* _To do_
Collect every line below that contains the word "connaughton". Case counts, so match capital and lowercase letters exactly.

* _Given information_
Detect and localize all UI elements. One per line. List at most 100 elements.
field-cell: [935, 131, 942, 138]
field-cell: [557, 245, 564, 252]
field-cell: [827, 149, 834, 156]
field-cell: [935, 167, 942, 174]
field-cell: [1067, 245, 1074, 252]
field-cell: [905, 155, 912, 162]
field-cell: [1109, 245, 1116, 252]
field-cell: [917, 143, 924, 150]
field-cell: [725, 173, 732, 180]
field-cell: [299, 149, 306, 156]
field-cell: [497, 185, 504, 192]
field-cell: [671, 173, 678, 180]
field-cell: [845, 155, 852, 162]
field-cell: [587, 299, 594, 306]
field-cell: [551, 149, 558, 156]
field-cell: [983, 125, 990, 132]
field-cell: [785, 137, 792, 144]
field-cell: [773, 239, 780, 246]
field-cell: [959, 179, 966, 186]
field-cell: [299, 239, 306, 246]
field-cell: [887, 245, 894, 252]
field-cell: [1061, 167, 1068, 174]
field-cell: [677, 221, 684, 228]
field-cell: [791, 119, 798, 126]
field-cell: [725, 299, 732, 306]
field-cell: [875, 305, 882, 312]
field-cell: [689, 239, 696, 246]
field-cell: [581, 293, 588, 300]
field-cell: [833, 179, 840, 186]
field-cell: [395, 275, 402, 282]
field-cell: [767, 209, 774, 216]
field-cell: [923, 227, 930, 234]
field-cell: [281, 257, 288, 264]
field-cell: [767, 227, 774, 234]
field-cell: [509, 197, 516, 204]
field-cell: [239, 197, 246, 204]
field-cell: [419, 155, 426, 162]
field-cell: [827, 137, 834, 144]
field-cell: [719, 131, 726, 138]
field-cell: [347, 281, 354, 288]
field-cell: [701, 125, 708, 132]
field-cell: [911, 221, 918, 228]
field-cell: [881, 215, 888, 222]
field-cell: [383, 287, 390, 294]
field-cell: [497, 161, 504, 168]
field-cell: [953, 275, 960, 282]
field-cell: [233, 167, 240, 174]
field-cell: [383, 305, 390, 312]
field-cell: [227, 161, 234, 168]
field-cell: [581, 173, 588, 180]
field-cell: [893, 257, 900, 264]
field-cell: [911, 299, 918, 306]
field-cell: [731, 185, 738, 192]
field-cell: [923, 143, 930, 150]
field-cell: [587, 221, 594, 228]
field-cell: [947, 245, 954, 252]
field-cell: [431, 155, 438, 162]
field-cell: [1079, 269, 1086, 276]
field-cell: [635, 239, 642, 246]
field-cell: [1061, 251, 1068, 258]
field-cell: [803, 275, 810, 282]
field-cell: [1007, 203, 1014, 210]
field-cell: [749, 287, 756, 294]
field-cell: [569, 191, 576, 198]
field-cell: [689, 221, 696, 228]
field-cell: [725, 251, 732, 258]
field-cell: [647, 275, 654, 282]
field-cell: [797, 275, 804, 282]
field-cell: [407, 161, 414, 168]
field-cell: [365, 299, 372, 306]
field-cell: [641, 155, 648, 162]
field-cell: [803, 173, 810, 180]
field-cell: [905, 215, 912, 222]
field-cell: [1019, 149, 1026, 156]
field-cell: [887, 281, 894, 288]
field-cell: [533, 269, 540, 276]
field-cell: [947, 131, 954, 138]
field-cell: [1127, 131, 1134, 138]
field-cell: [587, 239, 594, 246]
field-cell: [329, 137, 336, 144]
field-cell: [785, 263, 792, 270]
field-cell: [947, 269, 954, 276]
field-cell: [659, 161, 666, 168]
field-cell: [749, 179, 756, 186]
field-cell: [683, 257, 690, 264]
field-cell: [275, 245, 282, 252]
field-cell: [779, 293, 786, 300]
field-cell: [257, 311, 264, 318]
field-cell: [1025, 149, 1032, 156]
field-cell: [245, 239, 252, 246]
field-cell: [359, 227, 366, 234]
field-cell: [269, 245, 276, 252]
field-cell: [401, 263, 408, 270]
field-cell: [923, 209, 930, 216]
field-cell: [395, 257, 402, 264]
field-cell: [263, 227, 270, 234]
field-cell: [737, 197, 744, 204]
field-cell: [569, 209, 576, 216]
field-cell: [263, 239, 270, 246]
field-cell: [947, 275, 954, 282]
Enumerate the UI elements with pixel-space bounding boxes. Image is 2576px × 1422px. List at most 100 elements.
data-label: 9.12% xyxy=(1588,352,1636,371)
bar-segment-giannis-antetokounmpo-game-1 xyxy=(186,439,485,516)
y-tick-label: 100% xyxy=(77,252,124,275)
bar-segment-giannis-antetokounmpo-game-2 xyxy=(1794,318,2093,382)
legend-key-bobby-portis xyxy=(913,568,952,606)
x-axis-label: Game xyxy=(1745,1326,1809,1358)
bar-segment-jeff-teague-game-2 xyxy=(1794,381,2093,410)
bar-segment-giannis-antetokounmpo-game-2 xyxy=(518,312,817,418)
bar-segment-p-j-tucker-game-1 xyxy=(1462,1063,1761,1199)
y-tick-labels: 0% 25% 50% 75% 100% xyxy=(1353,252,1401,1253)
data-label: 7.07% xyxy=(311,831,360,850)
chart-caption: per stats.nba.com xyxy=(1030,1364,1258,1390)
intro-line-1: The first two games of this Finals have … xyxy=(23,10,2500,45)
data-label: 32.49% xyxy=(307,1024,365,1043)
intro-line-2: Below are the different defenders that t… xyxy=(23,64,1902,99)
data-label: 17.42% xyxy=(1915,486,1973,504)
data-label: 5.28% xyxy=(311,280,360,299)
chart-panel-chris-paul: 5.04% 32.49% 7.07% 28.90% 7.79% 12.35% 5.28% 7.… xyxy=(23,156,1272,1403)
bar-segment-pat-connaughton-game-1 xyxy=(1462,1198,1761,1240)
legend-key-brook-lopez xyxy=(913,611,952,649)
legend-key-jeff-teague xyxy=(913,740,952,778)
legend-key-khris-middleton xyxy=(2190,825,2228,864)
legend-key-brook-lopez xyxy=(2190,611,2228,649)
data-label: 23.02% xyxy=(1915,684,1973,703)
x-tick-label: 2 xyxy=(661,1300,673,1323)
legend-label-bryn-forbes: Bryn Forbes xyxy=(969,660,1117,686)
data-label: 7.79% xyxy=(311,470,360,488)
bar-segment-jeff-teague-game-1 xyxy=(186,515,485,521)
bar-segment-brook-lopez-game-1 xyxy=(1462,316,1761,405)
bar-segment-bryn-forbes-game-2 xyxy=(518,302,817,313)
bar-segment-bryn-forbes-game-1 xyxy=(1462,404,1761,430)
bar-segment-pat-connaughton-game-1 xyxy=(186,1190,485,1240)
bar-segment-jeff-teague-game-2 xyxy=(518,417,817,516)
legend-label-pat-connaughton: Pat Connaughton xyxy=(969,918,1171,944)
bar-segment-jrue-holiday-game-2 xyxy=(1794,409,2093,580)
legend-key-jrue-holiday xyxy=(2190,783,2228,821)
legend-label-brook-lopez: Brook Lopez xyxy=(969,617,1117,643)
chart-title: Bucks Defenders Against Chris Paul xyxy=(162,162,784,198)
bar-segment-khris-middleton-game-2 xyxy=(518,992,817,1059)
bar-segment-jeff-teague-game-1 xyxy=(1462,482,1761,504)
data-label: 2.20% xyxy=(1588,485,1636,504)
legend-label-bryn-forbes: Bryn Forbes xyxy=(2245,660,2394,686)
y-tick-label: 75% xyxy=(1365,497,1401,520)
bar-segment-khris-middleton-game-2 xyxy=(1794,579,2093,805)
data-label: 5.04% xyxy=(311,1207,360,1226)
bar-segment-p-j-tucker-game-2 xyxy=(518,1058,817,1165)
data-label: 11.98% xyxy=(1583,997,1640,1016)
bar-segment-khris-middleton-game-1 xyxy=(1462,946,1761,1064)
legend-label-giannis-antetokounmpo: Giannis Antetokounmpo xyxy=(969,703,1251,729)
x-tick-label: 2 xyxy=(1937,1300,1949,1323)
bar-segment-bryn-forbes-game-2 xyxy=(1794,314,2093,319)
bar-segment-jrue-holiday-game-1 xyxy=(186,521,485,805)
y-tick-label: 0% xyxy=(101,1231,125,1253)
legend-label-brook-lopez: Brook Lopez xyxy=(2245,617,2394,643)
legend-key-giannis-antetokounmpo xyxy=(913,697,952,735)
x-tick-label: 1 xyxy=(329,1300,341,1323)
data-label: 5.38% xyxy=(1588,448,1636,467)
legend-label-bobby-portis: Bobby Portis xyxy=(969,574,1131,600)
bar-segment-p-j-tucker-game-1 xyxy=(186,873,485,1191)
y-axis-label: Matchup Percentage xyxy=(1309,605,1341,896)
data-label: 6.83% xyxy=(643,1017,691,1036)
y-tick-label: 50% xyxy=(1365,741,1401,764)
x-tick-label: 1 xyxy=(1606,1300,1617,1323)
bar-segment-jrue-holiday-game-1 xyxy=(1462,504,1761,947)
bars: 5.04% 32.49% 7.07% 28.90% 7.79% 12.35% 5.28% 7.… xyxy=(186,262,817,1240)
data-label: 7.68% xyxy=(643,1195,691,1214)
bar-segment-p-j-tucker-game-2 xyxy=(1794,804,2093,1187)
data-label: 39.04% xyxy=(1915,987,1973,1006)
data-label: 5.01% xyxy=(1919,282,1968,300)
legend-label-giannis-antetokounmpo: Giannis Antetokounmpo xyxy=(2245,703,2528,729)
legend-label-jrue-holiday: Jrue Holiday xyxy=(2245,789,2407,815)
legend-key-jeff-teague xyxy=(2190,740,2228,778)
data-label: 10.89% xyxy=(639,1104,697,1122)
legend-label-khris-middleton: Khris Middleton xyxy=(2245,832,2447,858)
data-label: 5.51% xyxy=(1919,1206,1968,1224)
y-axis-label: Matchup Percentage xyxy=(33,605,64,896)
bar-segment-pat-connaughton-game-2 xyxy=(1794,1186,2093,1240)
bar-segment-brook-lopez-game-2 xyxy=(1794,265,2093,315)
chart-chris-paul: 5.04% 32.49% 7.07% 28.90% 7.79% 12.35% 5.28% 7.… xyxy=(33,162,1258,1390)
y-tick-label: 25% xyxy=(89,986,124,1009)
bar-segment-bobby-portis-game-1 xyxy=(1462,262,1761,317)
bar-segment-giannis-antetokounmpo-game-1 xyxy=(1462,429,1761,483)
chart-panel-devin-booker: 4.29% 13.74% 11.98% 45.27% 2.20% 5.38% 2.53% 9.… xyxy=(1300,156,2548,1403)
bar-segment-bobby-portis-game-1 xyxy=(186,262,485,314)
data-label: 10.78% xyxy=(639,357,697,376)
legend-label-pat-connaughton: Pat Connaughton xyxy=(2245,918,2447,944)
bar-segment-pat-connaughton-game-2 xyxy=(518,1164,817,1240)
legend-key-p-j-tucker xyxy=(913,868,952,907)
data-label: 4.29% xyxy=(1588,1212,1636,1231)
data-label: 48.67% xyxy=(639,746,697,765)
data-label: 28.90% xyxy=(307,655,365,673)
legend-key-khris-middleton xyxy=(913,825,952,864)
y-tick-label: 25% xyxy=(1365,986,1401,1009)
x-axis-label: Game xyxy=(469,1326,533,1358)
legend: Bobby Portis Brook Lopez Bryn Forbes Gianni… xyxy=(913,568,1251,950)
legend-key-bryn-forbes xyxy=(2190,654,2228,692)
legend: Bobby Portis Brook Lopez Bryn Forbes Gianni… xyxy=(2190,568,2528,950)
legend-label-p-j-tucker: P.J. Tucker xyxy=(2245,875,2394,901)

* _Exercise result_
bar-segment-pat-connaughton-game-1 xyxy=(1462,1198,1761,1240)
bar-segment-pat-connaughton-game-1 xyxy=(186,1190,485,1240)
legend-label-pat-connaughton: Pat Connaughton xyxy=(969,918,1171,944)
bar-segment-pat-connaughton-game-2 xyxy=(1794,1186,2093,1240)
legend-label-pat-connaughton: Pat Connaughton xyxy=(2245,918,2447,944)
bar-segment-pat-connaughton-game-2 xyxy=(518,1164,817,1240)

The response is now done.